Extract every line below that contains the word "JSON".
********
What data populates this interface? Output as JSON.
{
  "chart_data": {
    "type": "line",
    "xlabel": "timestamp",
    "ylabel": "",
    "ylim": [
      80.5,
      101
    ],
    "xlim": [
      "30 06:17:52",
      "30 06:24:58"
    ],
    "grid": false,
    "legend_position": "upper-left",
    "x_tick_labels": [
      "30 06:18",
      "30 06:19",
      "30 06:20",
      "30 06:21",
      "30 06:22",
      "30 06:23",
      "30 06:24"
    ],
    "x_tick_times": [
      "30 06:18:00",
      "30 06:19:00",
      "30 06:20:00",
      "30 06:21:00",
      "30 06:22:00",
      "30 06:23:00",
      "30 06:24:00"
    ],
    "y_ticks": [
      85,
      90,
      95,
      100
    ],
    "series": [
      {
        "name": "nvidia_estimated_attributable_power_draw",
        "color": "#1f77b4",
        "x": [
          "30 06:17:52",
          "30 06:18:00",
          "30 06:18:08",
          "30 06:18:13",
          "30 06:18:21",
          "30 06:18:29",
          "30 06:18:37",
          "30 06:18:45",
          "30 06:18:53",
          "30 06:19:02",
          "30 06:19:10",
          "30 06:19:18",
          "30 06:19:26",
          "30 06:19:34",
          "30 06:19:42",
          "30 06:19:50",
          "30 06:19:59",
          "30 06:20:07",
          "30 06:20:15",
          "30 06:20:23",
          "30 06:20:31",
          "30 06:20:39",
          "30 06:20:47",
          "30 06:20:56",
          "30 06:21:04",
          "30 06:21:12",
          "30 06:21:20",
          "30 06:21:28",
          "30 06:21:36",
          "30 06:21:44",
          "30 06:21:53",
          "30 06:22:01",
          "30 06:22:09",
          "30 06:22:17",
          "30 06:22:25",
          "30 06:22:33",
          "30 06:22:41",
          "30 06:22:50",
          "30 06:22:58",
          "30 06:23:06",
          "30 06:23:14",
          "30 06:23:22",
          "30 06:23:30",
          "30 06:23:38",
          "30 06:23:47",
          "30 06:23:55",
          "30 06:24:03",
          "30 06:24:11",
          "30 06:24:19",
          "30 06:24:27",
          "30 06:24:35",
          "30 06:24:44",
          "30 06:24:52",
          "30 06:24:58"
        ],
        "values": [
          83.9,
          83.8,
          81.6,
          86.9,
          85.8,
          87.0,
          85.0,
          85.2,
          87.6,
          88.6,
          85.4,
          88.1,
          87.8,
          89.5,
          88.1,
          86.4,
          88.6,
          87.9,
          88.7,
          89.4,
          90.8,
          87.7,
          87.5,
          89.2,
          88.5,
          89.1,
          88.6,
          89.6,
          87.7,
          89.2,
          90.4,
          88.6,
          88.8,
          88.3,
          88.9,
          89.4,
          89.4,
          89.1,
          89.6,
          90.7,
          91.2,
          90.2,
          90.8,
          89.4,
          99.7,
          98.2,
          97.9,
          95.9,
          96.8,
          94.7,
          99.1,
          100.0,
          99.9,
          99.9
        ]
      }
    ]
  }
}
********
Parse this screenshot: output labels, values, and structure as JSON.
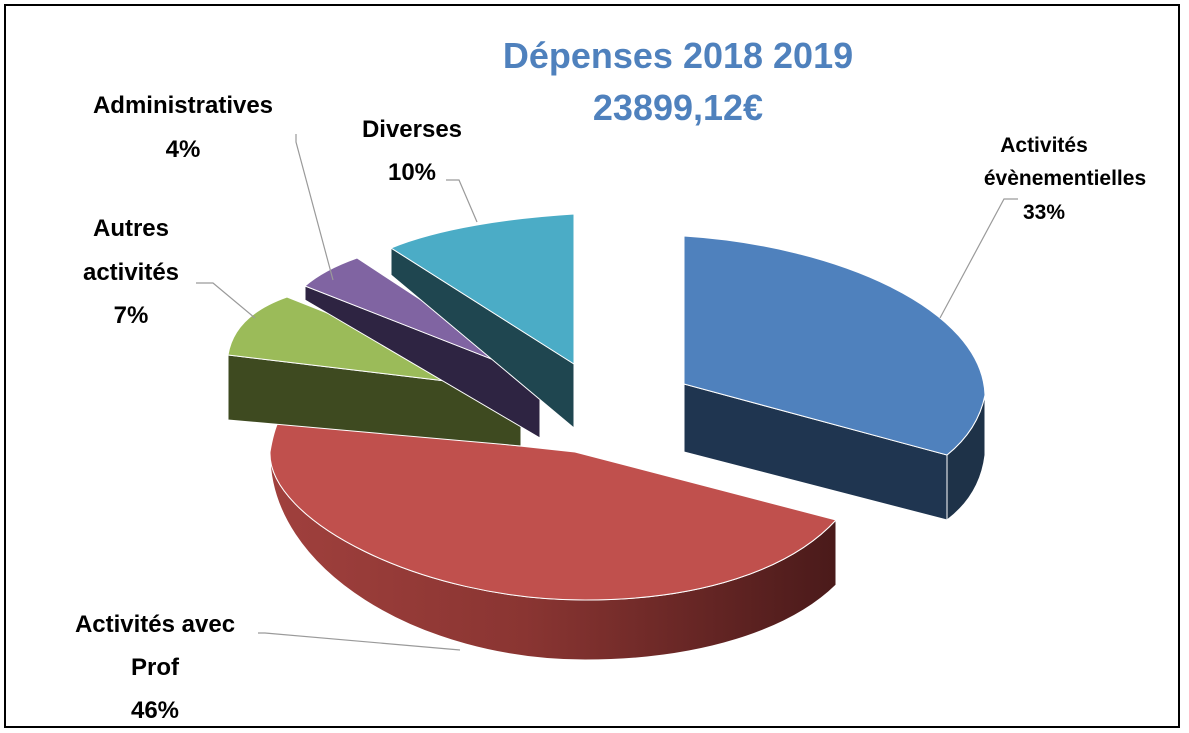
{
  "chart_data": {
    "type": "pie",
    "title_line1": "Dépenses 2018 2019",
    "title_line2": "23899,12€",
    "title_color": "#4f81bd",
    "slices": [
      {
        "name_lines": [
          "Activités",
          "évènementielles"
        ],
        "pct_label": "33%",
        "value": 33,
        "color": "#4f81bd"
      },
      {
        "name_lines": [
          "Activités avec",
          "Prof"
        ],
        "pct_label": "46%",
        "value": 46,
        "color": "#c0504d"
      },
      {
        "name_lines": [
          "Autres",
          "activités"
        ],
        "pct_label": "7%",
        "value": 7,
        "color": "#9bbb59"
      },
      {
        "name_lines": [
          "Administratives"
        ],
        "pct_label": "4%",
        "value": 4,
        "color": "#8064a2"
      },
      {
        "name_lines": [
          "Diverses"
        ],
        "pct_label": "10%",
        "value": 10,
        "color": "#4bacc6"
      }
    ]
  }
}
********
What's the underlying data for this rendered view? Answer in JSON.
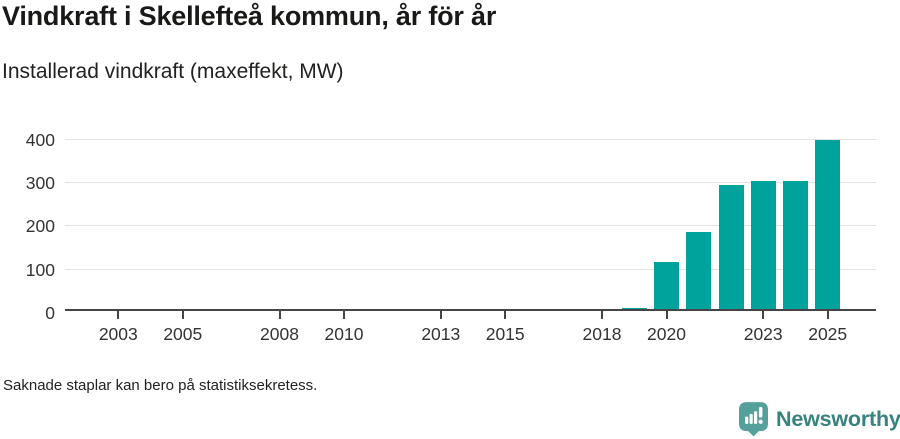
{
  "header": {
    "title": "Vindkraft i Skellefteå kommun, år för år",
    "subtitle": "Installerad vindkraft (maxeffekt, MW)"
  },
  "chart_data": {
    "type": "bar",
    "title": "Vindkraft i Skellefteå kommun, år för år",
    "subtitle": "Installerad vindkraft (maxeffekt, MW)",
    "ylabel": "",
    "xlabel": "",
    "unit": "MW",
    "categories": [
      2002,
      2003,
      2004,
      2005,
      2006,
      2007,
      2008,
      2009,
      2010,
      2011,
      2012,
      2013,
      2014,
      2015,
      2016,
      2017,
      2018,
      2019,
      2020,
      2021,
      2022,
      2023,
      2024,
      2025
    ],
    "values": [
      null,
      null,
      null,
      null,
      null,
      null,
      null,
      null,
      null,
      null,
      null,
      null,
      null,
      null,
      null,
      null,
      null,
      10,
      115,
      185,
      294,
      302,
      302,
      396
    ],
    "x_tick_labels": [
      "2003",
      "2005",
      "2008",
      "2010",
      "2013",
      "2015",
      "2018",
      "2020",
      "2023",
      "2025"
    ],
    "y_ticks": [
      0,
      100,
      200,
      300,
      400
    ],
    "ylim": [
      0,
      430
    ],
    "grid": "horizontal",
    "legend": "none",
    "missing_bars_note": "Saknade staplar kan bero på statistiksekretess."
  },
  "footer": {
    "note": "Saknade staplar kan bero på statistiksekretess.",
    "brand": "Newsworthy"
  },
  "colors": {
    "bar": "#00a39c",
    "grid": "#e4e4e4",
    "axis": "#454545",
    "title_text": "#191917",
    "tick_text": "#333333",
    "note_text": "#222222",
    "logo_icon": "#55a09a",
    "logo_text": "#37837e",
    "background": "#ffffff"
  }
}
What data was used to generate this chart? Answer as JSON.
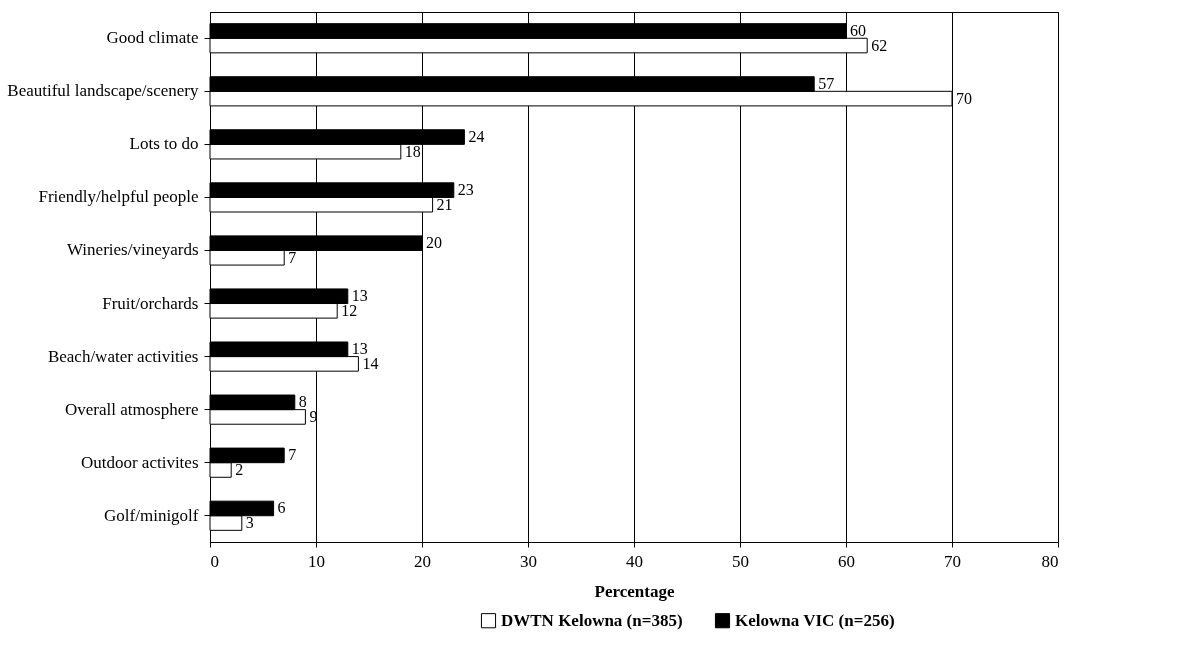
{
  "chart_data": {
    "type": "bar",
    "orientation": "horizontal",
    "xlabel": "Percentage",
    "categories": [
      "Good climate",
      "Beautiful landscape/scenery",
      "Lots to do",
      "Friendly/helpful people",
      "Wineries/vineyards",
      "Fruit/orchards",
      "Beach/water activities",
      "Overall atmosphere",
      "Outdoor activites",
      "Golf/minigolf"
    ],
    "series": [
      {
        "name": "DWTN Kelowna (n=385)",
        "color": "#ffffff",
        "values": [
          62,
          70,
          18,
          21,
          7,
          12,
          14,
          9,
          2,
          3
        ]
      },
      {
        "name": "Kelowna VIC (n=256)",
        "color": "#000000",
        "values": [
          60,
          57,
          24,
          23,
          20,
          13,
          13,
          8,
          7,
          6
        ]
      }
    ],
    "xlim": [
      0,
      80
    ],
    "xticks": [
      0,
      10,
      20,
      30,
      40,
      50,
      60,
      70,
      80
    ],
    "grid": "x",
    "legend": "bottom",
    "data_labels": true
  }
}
********
• Response for this exercise:
What data populates this interface? Output as JSON.
Parse this screenshot: output labels, values, and structure as JSON.
What's the underlying data for this rendered view? Answer in JSON.
What data was used to generate this chart? Answer as JSON.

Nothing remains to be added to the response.